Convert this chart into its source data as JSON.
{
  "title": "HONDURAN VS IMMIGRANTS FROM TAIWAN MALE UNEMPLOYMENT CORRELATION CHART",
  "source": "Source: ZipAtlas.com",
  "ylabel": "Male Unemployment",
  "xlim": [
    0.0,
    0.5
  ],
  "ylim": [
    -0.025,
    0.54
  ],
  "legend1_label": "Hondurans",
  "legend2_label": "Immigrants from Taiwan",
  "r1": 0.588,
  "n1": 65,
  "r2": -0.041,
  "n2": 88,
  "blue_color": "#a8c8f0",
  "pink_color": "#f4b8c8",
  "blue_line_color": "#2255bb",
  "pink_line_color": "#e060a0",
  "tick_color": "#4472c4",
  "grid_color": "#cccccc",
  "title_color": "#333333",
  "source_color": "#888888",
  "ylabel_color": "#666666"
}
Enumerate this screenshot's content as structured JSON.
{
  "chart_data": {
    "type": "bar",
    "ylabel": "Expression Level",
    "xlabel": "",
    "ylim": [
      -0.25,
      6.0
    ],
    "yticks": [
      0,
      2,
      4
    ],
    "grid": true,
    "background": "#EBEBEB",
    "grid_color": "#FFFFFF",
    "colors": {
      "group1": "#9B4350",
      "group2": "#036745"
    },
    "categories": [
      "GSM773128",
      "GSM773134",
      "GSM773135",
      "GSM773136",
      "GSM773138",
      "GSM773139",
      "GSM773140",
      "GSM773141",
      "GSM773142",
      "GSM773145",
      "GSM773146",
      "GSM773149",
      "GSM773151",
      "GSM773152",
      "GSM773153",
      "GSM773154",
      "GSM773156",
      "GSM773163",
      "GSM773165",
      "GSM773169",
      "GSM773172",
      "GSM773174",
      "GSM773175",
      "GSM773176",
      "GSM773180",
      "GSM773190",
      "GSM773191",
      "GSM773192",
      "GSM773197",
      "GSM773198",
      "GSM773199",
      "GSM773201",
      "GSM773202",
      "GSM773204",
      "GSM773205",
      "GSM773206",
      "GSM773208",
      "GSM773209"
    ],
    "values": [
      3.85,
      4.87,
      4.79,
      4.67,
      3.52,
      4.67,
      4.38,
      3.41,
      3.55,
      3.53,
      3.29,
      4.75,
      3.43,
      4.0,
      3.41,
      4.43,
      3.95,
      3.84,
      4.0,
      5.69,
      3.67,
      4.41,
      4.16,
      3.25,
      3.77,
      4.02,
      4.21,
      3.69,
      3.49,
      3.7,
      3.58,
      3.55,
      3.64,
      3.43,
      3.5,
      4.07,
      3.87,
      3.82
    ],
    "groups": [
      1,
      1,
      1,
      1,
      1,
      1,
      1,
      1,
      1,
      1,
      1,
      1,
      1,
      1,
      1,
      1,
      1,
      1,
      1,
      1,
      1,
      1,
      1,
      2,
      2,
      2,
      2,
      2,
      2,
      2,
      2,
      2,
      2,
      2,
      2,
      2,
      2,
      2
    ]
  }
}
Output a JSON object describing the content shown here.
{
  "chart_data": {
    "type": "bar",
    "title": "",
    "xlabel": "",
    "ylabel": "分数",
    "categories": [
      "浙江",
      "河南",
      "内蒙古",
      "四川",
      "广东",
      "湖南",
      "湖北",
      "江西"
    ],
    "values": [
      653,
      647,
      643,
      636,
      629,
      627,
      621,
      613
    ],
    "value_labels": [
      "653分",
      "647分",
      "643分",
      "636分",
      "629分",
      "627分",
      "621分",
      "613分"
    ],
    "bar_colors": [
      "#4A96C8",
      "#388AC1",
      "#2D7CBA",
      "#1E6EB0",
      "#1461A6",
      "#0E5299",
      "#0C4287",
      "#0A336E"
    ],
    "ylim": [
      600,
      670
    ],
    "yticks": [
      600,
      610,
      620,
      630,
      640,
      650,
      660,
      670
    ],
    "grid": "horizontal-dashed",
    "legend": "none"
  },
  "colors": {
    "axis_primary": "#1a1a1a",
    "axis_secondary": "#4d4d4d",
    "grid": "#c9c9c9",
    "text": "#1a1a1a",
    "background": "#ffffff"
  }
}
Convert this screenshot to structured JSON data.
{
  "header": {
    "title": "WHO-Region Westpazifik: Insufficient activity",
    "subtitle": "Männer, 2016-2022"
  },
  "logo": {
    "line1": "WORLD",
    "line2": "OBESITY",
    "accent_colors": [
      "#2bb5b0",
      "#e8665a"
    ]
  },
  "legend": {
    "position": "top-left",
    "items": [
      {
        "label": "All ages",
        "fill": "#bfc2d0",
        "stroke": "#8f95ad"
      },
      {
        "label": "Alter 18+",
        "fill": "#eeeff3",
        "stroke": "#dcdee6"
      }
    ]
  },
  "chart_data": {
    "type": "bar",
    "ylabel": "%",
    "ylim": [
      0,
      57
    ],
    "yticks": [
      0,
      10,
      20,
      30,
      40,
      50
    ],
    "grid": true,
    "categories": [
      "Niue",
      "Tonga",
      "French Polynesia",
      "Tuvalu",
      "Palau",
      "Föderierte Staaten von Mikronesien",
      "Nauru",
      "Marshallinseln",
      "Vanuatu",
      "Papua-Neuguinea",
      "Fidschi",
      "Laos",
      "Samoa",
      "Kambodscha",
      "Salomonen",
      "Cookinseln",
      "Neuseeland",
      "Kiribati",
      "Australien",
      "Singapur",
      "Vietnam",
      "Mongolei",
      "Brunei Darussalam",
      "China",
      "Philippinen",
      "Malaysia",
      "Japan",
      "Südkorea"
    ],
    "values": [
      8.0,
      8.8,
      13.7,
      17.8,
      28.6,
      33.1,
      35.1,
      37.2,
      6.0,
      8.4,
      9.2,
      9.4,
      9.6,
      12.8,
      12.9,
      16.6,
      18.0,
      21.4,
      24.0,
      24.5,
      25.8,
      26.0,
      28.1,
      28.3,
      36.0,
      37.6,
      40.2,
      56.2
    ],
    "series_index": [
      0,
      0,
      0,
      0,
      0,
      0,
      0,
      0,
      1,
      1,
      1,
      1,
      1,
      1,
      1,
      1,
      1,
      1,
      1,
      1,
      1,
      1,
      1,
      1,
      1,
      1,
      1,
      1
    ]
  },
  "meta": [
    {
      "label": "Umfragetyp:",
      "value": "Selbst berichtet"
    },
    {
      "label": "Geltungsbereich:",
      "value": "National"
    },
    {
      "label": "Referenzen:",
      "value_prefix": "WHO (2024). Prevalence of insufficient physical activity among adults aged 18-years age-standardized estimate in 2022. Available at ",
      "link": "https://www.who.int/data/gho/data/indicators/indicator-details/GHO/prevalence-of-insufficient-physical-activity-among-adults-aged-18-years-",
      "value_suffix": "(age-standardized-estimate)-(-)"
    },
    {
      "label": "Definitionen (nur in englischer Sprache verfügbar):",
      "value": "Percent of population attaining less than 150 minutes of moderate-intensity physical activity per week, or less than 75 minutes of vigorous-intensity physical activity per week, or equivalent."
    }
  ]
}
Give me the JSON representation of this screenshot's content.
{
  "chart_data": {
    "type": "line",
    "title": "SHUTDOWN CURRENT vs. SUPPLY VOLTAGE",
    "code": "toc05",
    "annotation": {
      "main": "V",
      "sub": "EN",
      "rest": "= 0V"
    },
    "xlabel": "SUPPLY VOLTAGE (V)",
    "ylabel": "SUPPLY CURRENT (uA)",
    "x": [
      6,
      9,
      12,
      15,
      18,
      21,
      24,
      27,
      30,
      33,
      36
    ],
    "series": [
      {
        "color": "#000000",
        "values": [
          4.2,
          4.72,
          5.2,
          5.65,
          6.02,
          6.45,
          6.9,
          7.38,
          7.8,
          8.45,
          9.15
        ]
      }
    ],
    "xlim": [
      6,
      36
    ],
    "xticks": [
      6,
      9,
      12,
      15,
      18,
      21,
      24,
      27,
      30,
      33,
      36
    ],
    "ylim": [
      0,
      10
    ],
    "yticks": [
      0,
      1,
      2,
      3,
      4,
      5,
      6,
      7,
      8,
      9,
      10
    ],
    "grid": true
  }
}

_What is required_:
Copy every line of the records above that holds the word "content".

_Finished answer_:
Enumerate this screenshot's content as structured JSON.
Output a JSON object describing the content shown here.
Give me the JSON representation of this screenshot's content.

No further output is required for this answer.